Stated task: Pictures stay out of the copy; restate everything else in the material exactly.

Exercise input:
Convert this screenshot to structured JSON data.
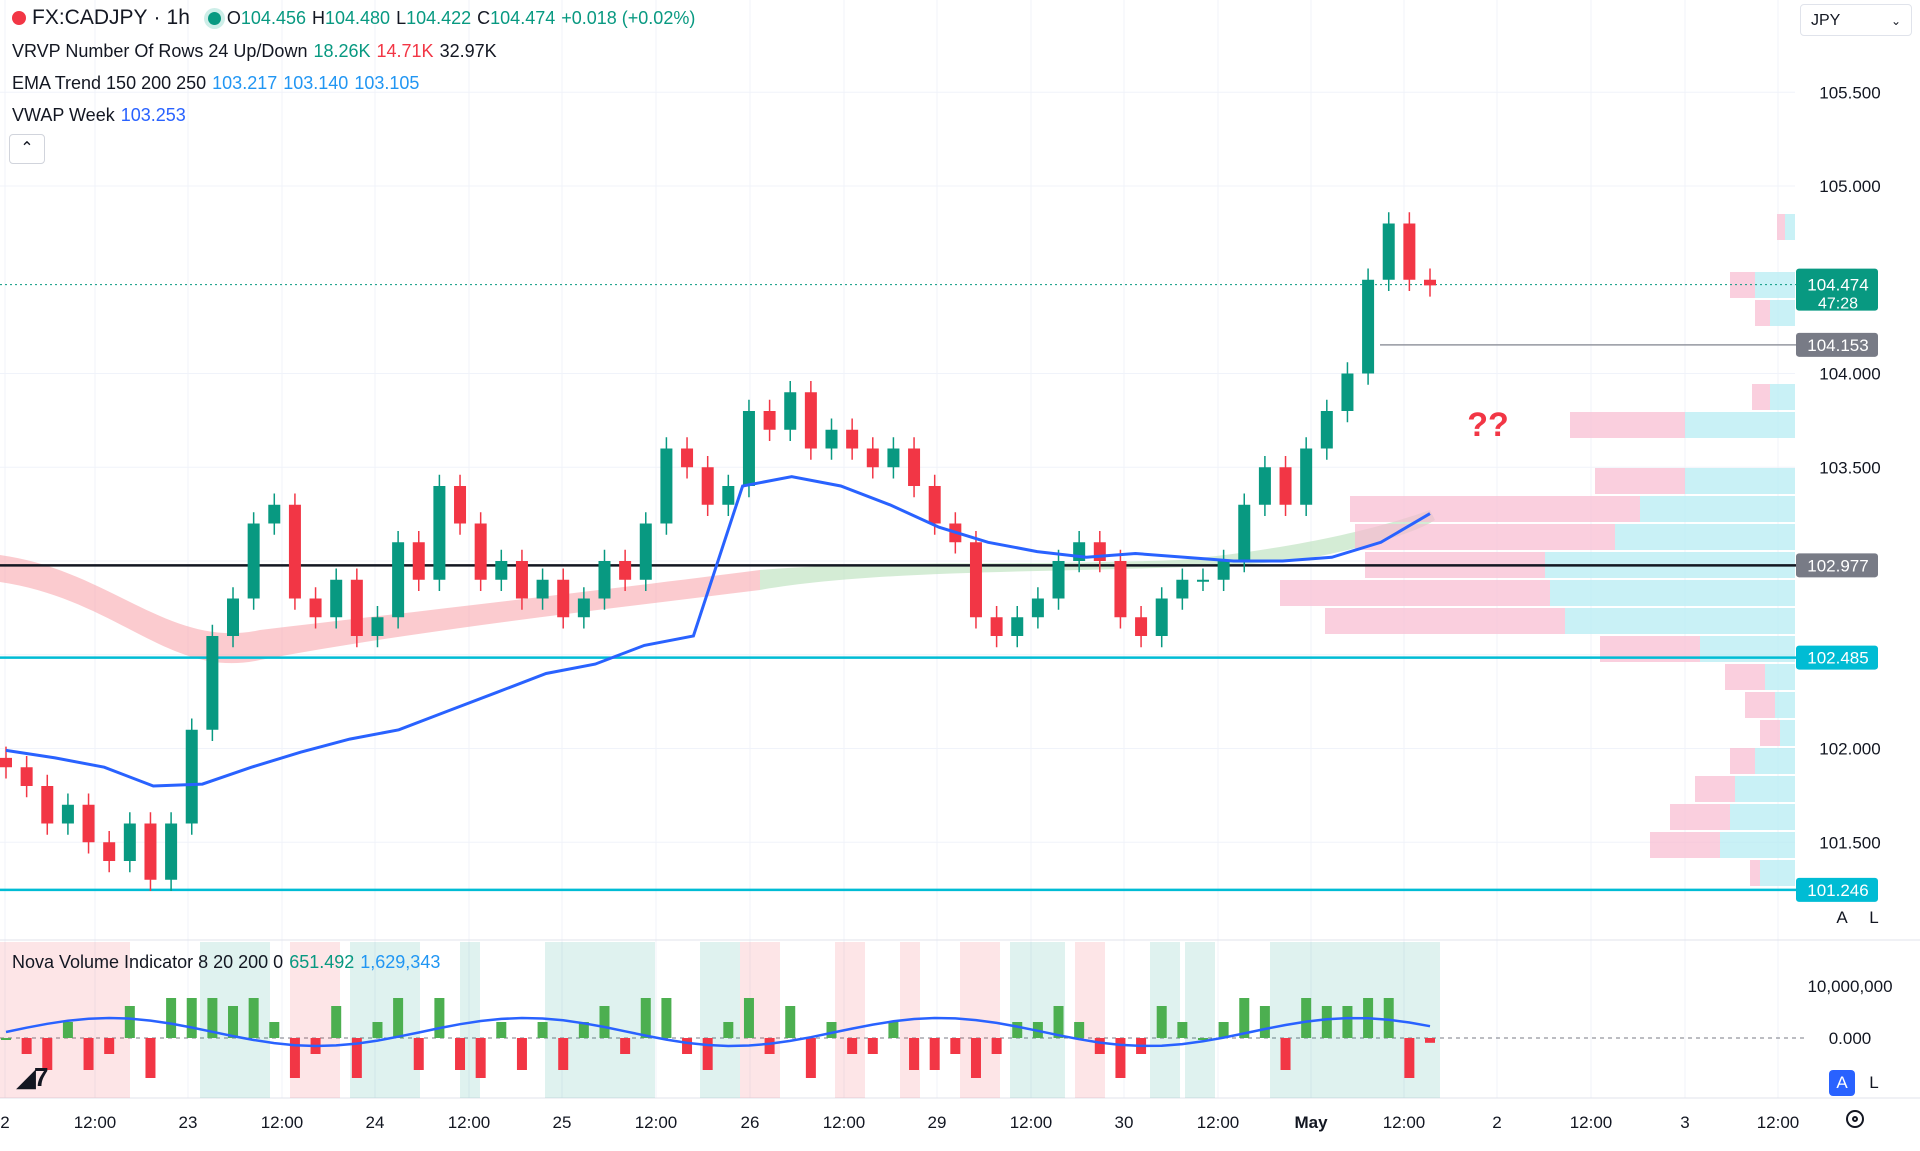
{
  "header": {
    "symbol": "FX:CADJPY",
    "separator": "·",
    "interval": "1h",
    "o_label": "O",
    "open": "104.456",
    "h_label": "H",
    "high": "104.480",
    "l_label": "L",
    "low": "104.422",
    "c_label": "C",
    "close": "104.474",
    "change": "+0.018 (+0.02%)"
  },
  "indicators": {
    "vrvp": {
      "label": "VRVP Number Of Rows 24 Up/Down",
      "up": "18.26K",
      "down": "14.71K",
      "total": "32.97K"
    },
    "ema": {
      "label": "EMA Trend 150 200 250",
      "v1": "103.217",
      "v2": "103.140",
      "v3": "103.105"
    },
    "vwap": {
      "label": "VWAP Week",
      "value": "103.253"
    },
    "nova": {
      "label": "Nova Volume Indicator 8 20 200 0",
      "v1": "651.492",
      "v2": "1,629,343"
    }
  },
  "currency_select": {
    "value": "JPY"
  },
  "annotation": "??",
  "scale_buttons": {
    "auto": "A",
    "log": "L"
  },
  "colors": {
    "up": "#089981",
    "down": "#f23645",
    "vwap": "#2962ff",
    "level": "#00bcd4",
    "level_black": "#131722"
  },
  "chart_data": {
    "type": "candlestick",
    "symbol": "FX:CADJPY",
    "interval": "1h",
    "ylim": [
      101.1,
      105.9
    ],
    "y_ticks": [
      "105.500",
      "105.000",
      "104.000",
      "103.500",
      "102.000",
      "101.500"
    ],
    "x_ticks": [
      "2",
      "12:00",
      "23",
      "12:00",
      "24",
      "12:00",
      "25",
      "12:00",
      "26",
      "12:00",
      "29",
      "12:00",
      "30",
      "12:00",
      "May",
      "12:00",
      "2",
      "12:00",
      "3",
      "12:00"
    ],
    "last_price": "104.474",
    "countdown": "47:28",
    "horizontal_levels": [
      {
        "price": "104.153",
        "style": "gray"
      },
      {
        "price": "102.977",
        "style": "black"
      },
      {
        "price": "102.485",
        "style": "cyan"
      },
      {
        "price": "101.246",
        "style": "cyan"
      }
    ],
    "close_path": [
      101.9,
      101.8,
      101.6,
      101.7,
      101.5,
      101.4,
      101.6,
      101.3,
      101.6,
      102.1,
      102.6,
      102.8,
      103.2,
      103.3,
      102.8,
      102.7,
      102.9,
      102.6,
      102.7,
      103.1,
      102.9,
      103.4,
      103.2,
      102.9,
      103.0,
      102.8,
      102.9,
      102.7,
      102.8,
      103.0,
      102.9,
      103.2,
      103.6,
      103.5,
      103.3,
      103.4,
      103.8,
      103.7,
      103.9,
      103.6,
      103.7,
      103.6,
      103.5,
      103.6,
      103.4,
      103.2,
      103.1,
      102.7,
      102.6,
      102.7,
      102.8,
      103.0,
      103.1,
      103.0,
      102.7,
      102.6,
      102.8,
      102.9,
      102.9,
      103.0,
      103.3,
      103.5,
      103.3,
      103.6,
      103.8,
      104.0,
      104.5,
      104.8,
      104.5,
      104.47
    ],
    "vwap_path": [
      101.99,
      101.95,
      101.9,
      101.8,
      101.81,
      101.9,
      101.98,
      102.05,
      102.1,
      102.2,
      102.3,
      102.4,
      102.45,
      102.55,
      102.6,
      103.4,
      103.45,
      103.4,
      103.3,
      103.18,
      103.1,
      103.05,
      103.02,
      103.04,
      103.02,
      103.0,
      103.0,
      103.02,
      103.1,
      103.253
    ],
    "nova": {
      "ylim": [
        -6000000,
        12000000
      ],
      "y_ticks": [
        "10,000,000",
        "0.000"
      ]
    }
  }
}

Response for this exercise:
Convert this screenshot to structured JSON data.
{
  "header": {
    "symbol": "FX:CADJPY",
    "separator": "·",
    "interval": "1h",
    "o_label": "O",
    "open": "104.456",
    "h_label": "H",
    "high": "104.480",
    "l_label": "L",
    "low": "104.422",
    "c_label": "C",
    "close": "104.474",
    "change": "+0.018 (+0.02%)"
  },
  "indicators": {
    "vrvp": {
      "label": "VRVP Number Of Rows 24 Up/Down",
      "up": "18.26K",
      "down": "14.71K",
      "total": "32.97K"
    },
    "ema": {
      "label": "EMA Trend 150 200 250",
      "v1": "103.217",
      "v2": "103.140",
      "v3": "103.105"
    },
    "vwap": {
      "label": "VWAP Week",
      "value": "103.253"
    },
    "nova": {
      "label": "Nova Volume Indicator 8 20 200 0",
      "v1": "651.492",
      "v2": "1,629,343"
    }
  },
  "currency_select": {
    "value": "JPY"
  },
  "annotation": "??",
  "scale_buttons": {
    "auto": "A",
    "log": "L"
  },
  "colors": {
    "up": "#089981",
    "down": "#f23645",
    "vwap": "#2962ff",
    "level": "#00bcd4",
    "level_black": "#131722"
  },
  "chart_data": {
    "type": "candlestick",
    "symbol": "FX:CADJPY",
    "interval": "1h",
    "ylim": [
      101.1,
      105.9
    ],
    "y_ticks": [
      "105.500",
      "105.000",
      "104.000",
      "103.500",
      "102.000",
      "101.500"
    ],
    "x_ticks": [
      "2",
      "12:00",
      "23",
      "12:00",
      "24",
      "12:00",
      "25",
      "12:00",
      "26",
      "12:00",
      "29",
      "12:00",
      "30",
      "12:00",
      "May",
      "12:00",
      "2",
      "12:00",
      "3",
      "12:00"
    ],
    "last_price": "104.474",
    "countdown": "47:28",
    "horizontal_levels": [
      {
        "price": "104.153",
        "style": "gray"
      },
      {
        "price": "102.977",
        "style": "black"
      },
      {
        "price": "102.485",
        "style": "cyan"
      },
      {
        "price": "101.246",
        "style": "cyan"
      }
    ],
    "close_path": [
      101.9,
      101.8,
      101.6,
      101.7,
      101.5,
      101.4,
      101.6,
      101.3,
      101.6,
      102.1,
      102.6,
      102.8,
      103.2,
      103.3,
      102.8,
      102.7,
      102.9,
      102.6,
      102.7,
      103.1,
      102.9,
      103.4,
      103.2,
      102.9,
      103.0,
      102.8,
      102.9,
      102.7,
      102.8,
      103.0,
      102.9,
      103.2,
      103.6,
      103.5,
      103.3,
      103.4,
      103.8,
      103.7,
      103.9,
      103.6,
      103.7,
      103.6,
      103.5,
      103.6,
      103.4,
      103.2,
      103.1,
      102.7,
      102.6,
      102.7,
      102.8,
      103.0,
      103.1,
      103.0,
      102.7,
      102.6,
      102.8,
      102.9,
      102.9,
      103.0,
      103.3,
      103.5,
      103.3,
      103.6,
      103.8,
      104.0,
      104.5,
      104.8,
      104.5,
      104.47
    ],
    "vwap_path": [
      101.99,
      101.95,
      101.9,
      101.8,
      101.81,
      101.9,
      101.98,
      102.05,
      102.1,
      102.2,
      102.3,
      102.4,
      102.45,
      102.55,
      102.6,
      103.4,
      103.45,
      103.4,
      103.3,
      103.18,
      103.1,
      103.05,
      103.02,
      103.04,
      103.02,
      103.0,
      103.0,
      103.02,
      103.1,
      103.253
    ],
    "nova": {
      "ylim": [
        -6000000,
        12000000
      ],
      "y_ticks": [
        "10,000,000",
        "0.000"
      ]
    }
  }
}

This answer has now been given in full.